* _DATASET EXTRACT_:
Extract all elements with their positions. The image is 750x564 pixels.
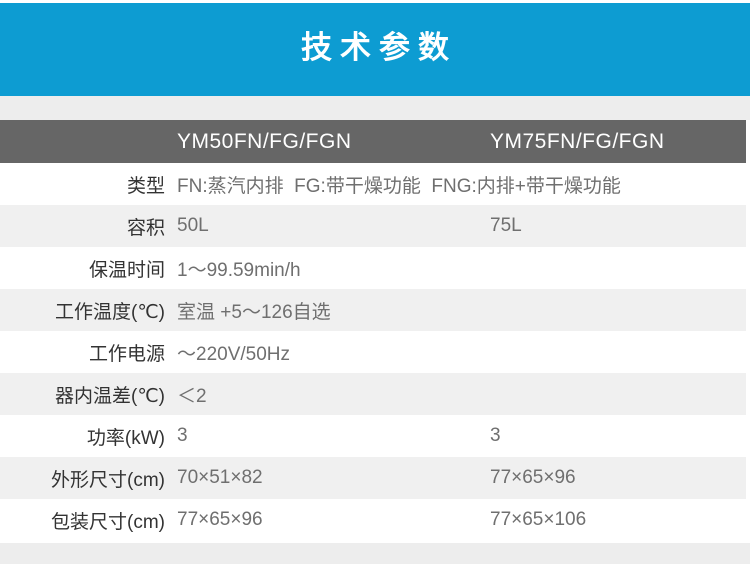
row-value-col2: 3	[490, 425, 501, 446]
section-title-banner: 技术参数	[0, 3, 750, 96]
row-value-col1: 77×65×96	[177, 509, 263, 530]
column-header-ym50: YM50FN/FG/FGN	[177, 129, 352, 153]
table-header-row: YM50FN/FG/FGN YM75FN/FG/FGN	[0, 120, 746, 163]
row-value-col2: 75L	[490, 215, 522, 236]
row-value-col1: 70×51×82	[177, 467, 263, 488]
row-value-col1: 50L	[177, 215, 209, 236]
bottom-white-gap	[0, 541, 750, 543]
table-row-power-supply: 工作电源 ～220V/50Hz	[0, 331, 746, 373]
row-value-col2: 77×65×106	[490, 509, 587, 530]
divider-band-bottom	[0, 543, 750, 564]
row-label: 外形尺寸(cm)	[51, 469, 165, 491]
row-value-col1: 3	[177, 425, 188, 446]
table-row-temperature-difference: 器内温差(℃) ＜2	[0, 373, 746, 415]
row-label: 功率(kW)	[86, 427, 165, 449]
row-label: 器内温差(℃)	[55, 385, 165, 407]
row-label: 工作温度(℃)	[55, 301, 165, 323]
table-row-packing-dimensions: 包装尺寸(cm) 77×65×96 77×65×106	[0, 499, 746, 541]
row-value: ＜2	[177, 385, 207, 407]
page-title: 技术参数	[301, 30, 457, 65]
table-row-working-temperature: 工作温度(℃) 室温 +5～126自选	[0, 289, 746, 331]
row-value: ～220V/50Hz	[177, 343, 291, 365]
column-header-ym75: YM75FN/FG/FGN	[490, 129, 665, 153]
table-row-volume: 容积 50L 75L	[0, 205, 746, 247]
table-row-power: 功率(kW) 3 3	[0, 415, 746, 457]
table-row-holding-time: 保温时间 1～99.59min/h	[0, 247, 746, 289]
table-row-overall-dimensions: 外形尺寸(cm) 70×51×82 77×65×96	[0, 457, 746, 499]
spec-table: YM50FN/FG/FGN YM75FN/FG/FGN 类型 FN:蒸汽内排 F…	[0, 120, 746, 541]
row-label: 容积	[126, 217, 165, 239]
row-value: 1～99.59min/h	[177, 259, 301, 281]
table-row-type: 类型 FN:蒸汽内排 FG:带干燥功能 FNG:内排+带干燥功能	[0, 163, 746, 205]
top-white-strip	[0, 0, 750, 3]
row-value: FN:蒸汽内排 FG:带干燥功能 FNG:内排+带干燥功能	[177, 175, 621, 197]
row-value: 室温 +5～126自选	[177, 301, 331, 323]
row-value-col2: 77×65×96	[490, 467, 576, 488]
row-label: 包装尺寸(cm)	[51, 511, 165, 533]
row-label: 类型	[126, 175, 165, 197]
divider-band-top	[0, 96, 750, 120]
row-label: 保温时间	[88, 259, 165, 281]
row-label: 工作电源	[88, 343, 165, 365]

* _PROBLEM TO WORK ON_: Copy all the entries above line for line, but leave out the pictures.

* _TASK ANSWER_:
Extract all elements with their positions. The image is 750x564 pixels.
row-value-col2: 3	[490, 425, 501, 446]
section-title-banner: 技术参数	[0, 3, 750, 96]
row-value-col1: 77×65×96	[177, 509, 263, 530]
column-header-ym50: YM50FN/FG/FGN	[177, 129, 352, 153]
table-header-row: YM50FN/FG/FGN YM75FN/FG/FGN	[0, 120, 746, 163]
row-value-col2: 75L	[490, 215, 522, 236]
row-value-col1: 70×51×82	[177, 467, 263, 488]
row-value-col1: 50L	[177, 215, 209, 236]
bottom-white-gap	[0, 541, 750, 543]
table-row-power-supply: 工作电源 ～220V/50Hz	[0, 331, 746, 373]
row-value-col2: 77×65×106	[490, 509, 587, 530]
divider-band-bottom	[0, 543, 750, 564]
row-label: 外形尺寸(cm)	[51, 469, 165, 491]
row-value-col1: 3	[177, 425, 188, 446]
table-row-temperature-difference: 器内温差(℃) ＜2	[0, 373, 746, 415]
row-label: 功率(kW)	[86, 427, 165, 449]
row-label: 器内温差(℃)	[55, 385, 165, 407]
row-label: 工作温度(℃)	[55, 301, 165, 323]
table-row-packing-dimensions: 包装尺寸(cm) 77×65×96 77×65×106	[0, 499, 746, 541]
row-value: ＜2	[177, 385, 207, 407]
page-title: 技术参数	[301, 30, 457, 65]
table-row-working-temperature: 工作温度(℃) 室温 +5～126自选	[0, 289, 746, 331]
row-value: ～220V/50Hz	[177, 343, 291, 365]
column-header-ym75: YM75FN/FG/FGN	[490, 129, 665, 153]
table-row-volume: 容积 50L 75L	[0, 205, 746, 247]
table-row-power: 功率(kW) 3 3	[0, 415, 746, 457]
table-row-holding-time: 保温时间 1～99.59min/h	[0, 247, 746, 289]
table-row-overall-dimensions: 外形尺寸(cm) 70×51×82 77×65×96	[0, 457, 746, 499]
spec-table: YM50FN/FG/FGN YM75FN/FG/FGN 类型 FN:蒸汽内排 F…	[0, 120, 746, 541]
row-label: 容积	[126, 217, 165, 239]
row-value: 1～99.59min/h	[177, 259, 301, 281]
table-row-type: 类型 FN:蒸汽内排 FG:带干燥功能 FNG:内排+带干燥功能	[0, 163, 746, 205]
top-white-strip	[0, 0, 750, 3]
row-value: FN:蒸汽内排 FG:带干燥功能 FNG:内排+带干燥功能	[177, 175, 621, 197]
row-value: 室温 +5～126自选	[177, 301, 331, 323]
row-value-col2: 77×65×96	[490, 467, 576, 488]
row-label: 包装尺寸(cm)	[51, 511, 165, 533]
row-label: 类型	[126, 175, 165, 197]
divider-band-top	[0, 96, 750, 120]
row-label: 保温时间	[88, 259, 165, 281]
row-label: 工作电源	[88, 343, 165, 365]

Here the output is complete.